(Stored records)
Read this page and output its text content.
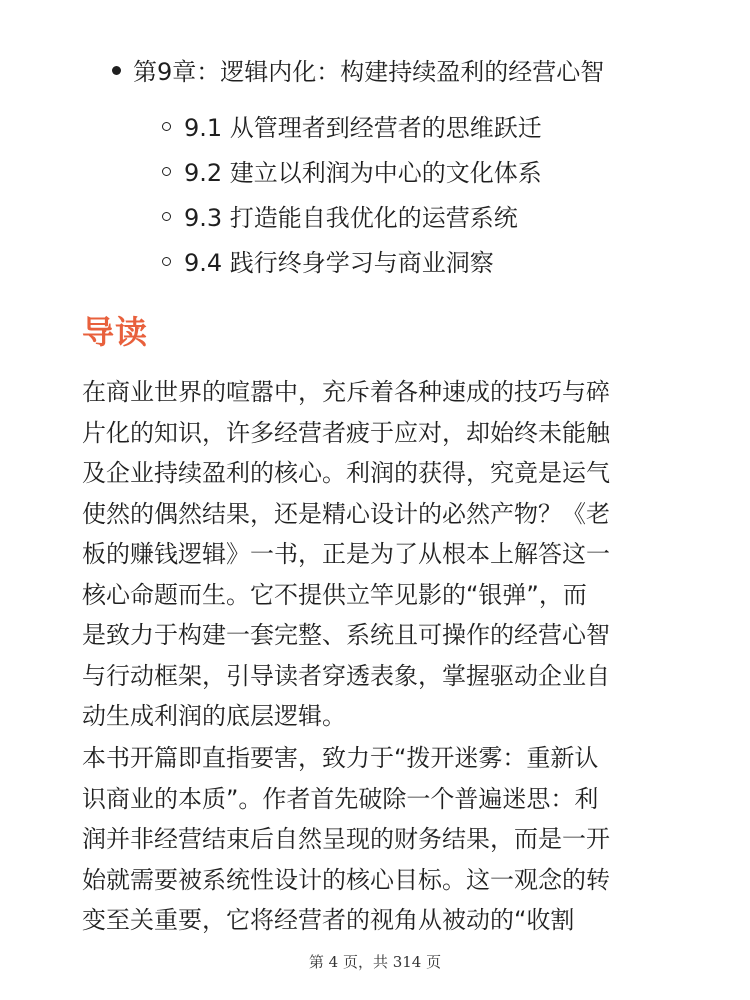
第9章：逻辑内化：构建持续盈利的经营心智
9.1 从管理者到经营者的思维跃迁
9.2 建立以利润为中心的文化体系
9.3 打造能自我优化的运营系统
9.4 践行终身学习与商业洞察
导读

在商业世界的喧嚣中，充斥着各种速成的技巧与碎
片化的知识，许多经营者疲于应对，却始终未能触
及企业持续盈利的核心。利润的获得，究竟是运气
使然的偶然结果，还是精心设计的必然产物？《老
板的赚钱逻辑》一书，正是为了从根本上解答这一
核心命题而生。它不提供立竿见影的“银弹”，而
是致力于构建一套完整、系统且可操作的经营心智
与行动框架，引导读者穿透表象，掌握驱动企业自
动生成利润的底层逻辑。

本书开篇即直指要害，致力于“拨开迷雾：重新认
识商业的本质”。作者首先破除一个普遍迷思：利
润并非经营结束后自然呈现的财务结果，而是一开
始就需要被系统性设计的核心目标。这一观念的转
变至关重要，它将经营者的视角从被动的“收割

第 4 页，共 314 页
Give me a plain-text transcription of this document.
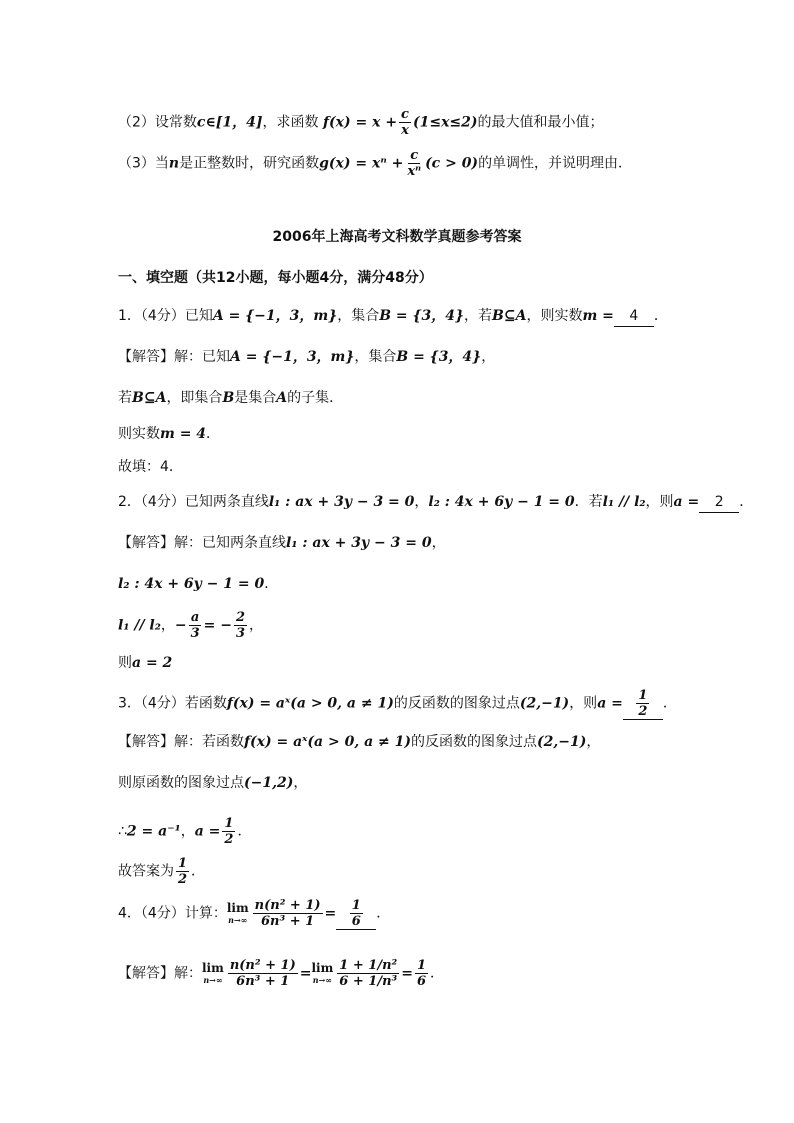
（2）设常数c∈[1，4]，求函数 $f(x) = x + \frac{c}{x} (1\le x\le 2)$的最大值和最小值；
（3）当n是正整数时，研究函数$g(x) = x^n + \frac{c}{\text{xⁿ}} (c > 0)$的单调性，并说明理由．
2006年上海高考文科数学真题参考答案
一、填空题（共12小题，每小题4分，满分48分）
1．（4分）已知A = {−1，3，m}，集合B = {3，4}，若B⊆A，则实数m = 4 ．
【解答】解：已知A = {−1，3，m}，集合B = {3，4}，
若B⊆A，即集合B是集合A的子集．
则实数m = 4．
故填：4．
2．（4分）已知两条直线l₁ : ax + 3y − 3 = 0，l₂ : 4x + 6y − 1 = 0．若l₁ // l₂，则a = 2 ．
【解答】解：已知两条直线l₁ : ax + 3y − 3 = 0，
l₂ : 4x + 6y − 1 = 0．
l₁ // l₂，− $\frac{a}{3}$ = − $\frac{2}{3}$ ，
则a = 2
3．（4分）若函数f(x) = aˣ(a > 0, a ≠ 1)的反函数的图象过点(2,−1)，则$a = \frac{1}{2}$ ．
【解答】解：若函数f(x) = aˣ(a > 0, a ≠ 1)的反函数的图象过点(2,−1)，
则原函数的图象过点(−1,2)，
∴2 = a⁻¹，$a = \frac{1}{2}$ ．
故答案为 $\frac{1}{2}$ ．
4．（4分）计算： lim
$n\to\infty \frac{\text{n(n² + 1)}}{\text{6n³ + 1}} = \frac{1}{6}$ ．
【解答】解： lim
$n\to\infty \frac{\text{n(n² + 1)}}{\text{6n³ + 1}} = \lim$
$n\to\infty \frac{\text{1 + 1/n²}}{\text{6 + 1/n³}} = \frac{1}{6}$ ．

**What you need to do:** Each entry gets copied exactly; the pictures stay out.

**Reply to the task:**
Read this page and output its text content.
第9章：逻辑内化：构建持续盈利的经营心智
9.1 从管理者到经营者的思维跃迁
9.2 建立以利润为中心的文化体系
9.3 打造能自我优化的运营系统
9.4 践行终身学习与商业洞察
导读

在商业世界的喧嚣中，充斥着各种速成的技巧与碎
片化的知识，许多经营者疲于应对，却始终未能触
及企业持续盈利的核心。利润的获得，究竟是运气
使然的偶然结果，还是精心设计的必然产物？《老
板的赚钱逻辑》一书，正是为了从根本上解答这一
核心命题而生。它不提供立竿见影的“银弹”，而
是致力于构建一套完整、系统且可操作的经营心智
与行动框架，引导读者穿透表象，掌握驱动企业自
动生成利润的底层逻辑。

本书开篇即直指要害，致力于“拨开迷雾：重新认
识商业的本质”。作者首先破除一个普遍迷思：利
润并非经营结束后自然呈现的财务结果，而是一开
始就需要被系统性设计的核心目标。这一观念的转
变至关重要，它将经营者的视角从被动的“收割

第 4 页，共 314 页
Give me a plain-text transcription of this document.
（2）设常数c∈[1，4]，求函数 $f(x) = x + \frac{c}{x} (1\le x\le 2)$的最大值和最小值；
（3）当n是正整数时，研究函数$g(x) = x^n + \frac{c}{\text{xⁿ}} (c > 0)$的单调性，并说明理由．
2006年上海高考文科数学真题参考答案
一、填空题（共12小题，每小题4分，满分48分）
1．（4分）已知A = {−1，3，m}，集合B = {3，4}，若B⊆A，则实数m = 4 ．
【解答】解：已知A = {−1，3，m}，集合B = {3，4}，
若B⊆A，即集合B是集合A的子集．
则实数m = 4．
故填：4．
2．（4分）已知两条直线l₁ : ax + 3y − 3 = 0，l₂ : 4x + 6y − 1 = 0．若l₁ // l₂，则a = 2 ．
【解答】解：已知两条直线l₁ : ax + 3y − 3 = 0，
l₂ : 4x + 6y − 1 = 0．
l₁ // l₂，− $\frac{a}{3}$ = − $\frac{2}{3}$ ，
则a = 2
3．（4分）若函数f(x) = aˣ(a > 0, a ≠ 1)的反函数的图象过点(2,−1)，则$a = \frac{1}{2}$ ．
【解答】解：若函数f(x) = aˣ(a > 0, a ≠ 1)的反函数的图象过点(2,−1)，
则原函数的图象过点(−1,2)，
∴2 = a⁻¹，$a = \frac{1}{2}$ ．
故答案为 $\frac{1}{2}$ ．
4．（4分）计算： lim
$n\to\infty \frac{\text{n(n² + 1)}}{\text{6n³ + 1}} = \frac{1}{6}$ ．
【解答】解： lim
$n\to\infty \frac{\text{n(n² + 1)}}{\text{6n³ + 1}} = \lim$
$n\to\infty \frac{\text{1 + 1/n²}}{\text{6 + 1/n³}} = \frac{1}{6}$ ．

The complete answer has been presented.